## Goal of the exercise
Restate the entire listing word for word.

## Records supplied
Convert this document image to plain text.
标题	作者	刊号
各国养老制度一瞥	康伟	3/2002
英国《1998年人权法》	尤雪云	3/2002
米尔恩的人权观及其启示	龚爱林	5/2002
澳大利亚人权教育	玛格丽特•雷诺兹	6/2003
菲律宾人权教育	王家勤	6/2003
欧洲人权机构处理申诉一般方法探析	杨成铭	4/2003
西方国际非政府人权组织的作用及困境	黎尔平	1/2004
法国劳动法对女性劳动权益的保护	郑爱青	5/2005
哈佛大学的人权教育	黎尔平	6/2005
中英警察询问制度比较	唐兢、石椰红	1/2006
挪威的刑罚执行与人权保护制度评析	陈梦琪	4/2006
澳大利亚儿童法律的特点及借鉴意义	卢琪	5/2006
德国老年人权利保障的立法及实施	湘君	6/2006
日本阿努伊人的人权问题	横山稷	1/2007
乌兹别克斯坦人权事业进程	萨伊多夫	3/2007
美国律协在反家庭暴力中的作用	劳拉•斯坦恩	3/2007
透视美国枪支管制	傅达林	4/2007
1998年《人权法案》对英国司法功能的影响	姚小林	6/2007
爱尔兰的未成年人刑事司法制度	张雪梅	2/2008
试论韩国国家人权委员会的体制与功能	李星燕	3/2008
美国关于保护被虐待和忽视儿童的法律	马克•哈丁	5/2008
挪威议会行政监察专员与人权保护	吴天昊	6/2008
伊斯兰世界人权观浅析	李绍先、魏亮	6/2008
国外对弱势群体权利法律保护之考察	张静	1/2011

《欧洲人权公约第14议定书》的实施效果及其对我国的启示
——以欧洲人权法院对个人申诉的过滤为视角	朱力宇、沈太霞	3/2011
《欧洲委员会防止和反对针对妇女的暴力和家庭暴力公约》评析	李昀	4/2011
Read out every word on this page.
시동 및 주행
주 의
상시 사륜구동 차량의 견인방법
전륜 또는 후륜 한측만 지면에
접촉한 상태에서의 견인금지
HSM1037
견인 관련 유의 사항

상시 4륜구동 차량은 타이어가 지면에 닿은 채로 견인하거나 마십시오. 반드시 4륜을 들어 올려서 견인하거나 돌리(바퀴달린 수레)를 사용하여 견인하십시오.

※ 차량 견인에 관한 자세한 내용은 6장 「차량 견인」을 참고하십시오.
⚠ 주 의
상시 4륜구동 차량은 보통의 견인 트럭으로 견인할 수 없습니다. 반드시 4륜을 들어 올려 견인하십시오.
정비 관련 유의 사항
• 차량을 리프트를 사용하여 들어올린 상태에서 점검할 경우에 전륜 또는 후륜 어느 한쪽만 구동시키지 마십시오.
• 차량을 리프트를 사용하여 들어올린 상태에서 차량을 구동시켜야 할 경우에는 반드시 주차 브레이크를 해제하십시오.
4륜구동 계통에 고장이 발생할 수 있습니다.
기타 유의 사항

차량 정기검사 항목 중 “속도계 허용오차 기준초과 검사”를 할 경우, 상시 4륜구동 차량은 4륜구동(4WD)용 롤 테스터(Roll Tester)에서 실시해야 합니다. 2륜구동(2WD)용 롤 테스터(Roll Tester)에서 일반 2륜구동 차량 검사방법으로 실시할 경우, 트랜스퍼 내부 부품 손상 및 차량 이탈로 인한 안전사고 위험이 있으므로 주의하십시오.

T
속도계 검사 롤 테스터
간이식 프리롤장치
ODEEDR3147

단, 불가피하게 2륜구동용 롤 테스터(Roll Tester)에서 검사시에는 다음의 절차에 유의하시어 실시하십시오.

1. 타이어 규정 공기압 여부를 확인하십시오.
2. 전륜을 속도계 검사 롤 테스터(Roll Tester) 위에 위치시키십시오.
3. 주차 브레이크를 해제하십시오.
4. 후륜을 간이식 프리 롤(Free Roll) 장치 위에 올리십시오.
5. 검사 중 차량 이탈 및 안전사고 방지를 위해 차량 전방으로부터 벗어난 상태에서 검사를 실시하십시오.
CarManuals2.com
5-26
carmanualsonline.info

## Result of this exercise
Convert this document image to plain text.
标题	作者	刊号
各国养老制度一瞥	康伟	3/2002
英国《1998年人权法》	尤雪云	3/2002
米尔恩的人权观及其启示	龚爱林	5/2002
澳大利亚人权教育	玛格丽特•雷诺兹	6/2003
菲律宾人权教育	王家勤	6/2003
欧洲人权机构处理申诉一般方法探析	杨成铭	4/2003
西方国际非政府人权组织的作用及困境	黎尔平	1/2004
法国劳动法对女性劳动权益的保护	郑爱青	5/2005
哈佛大学的人权教育	黎尔平	6/2005
中英警察询问制度比较	唐兢、石椰红	1/2006
挪威的刑罚执行与人权保护制度评析	陈梦琪	4/2006
澳大利亚儿童法律的特点及借鉴意义	卢琪	5/2006
德国老年人权利保障的立法及实施	湘君	6/2006
日本阿努伊人的人权问题	横山稷	1/2007
乌兹别克斯坦人权事业进程	萨伊多夫	3/2007
美国律协在反家庭暴力中的作用	劳拉•斯坦恩	3/2007
透视美国枪支管制	傅达林	4/2007
1998年《人权法案》对英国司法功能的影响	姚小林	6/2007
爱尔兰的未成年人刑事司法制度	张雪梅	2/2008
试论韩国国家人权委员会的体制与功能	李星燕	3/2008
美国关于保护被虐待和忽视儿童的法律	马克•哈丁	5/2008
挪威议会行政监察专员与人权保护	吴天昊	6/2008
伊斯兰世界人权观浅析	李绍先、魏亮	6/2008
国外对弱势群体权利法律保护之考察	张静	1/2011

《欧洲人权公约第14议定书》的实施效果及其对我国的启示
——以欧洲人权法院对个人申诉的过滤为视角	朱力宇、沈太霞	3/2011
《欧洲委员会防止和反对针对妇女的暴力和家庭暴力公约》评析	李昀	4/2011
Read out every word on this page.
시동 및 주행
주 의
상시 사륜구동 차량의 견인방법
전륜 또는 후륜 한측만 지면에
접촉한 상태에서의 견인금지
HSM1037
견인 관련 유의 사항

상시 4륜구동 차량은 타이어가 지면에 닿은 채로 견인하거나 마십시오. 반드시 4륜을 들어 올려서 견인하거나 돌리(바퀴달린 수레)를 사용하여 견인하십시오.

※ 차량 견인에 관한 자세한 내용은 6장 「차량 견인」을 참고하십시오.
⚠ 주 의
상시 4륜구동 차량은 보통의 견인 트럭으로 견인할 수 없습니다. 반드시 4륜을 들어 올려 견인하십시오.
정비 관련 유의 사항
• 차량을 리프트를 사용하여 들어올린 상태에서 점검할 경우에 전륜 또는 후륜 어느 한쪽만 구동시키지 마십시오.
• 차량을 리프트를 사용하여 들어올린 상태에서 차량을 구동시켜야 할 경우에는 반드시 주차 브레이크를 해제하십시오.
4륜구동 계통에 고장이 발생할 수 있습니다.
기타 유의 사항

차량 정기검사 항목 중 “속도계 허용오차 기준초과 검사”를 할 경우, 상시 4륜구동 차량은 4륜구동(4WD)용 롤 테스터(Roll Tester)에서 실시해야 합니다. 2륜구동(2WD)용 롤 테스터(Roll Tester)에서 일반 2륜구동 차량 검사방법으로 실시할 경우, 트랜스퍼 내부 부품 손상 및 차량 이탈로 인한 안전사고 위험이 있으므로 주의하십시오.

T
속도계 검사 롤 테스터
간이식 프리롤장치
ODEEDR3147

단, 불가피하게 2륜구동용 롤 테스터(Roll Tester)에서 검사시에는 다음의 절차에 유의하시어 실시하십시오.

1. 타이어 규정 공기압 여부를 확인하십시오.
2. 전륜을 속도계 검사 롤 테스터(Roll Tester) 위에 위치시키십시오.
3. 주차 브레이크를 해제하십시오.
4. 후륜을 간이식 프리 롤(Free Roll) 장치 위에 올리십시오.
5. 검사 중 차량 이탈 및 안전사고 방지를 위해 차량 전방으로부터 벗어난 상태에서 검사를 실시하십시오.
CarManuals2.com
5-26
carmanualsonline.info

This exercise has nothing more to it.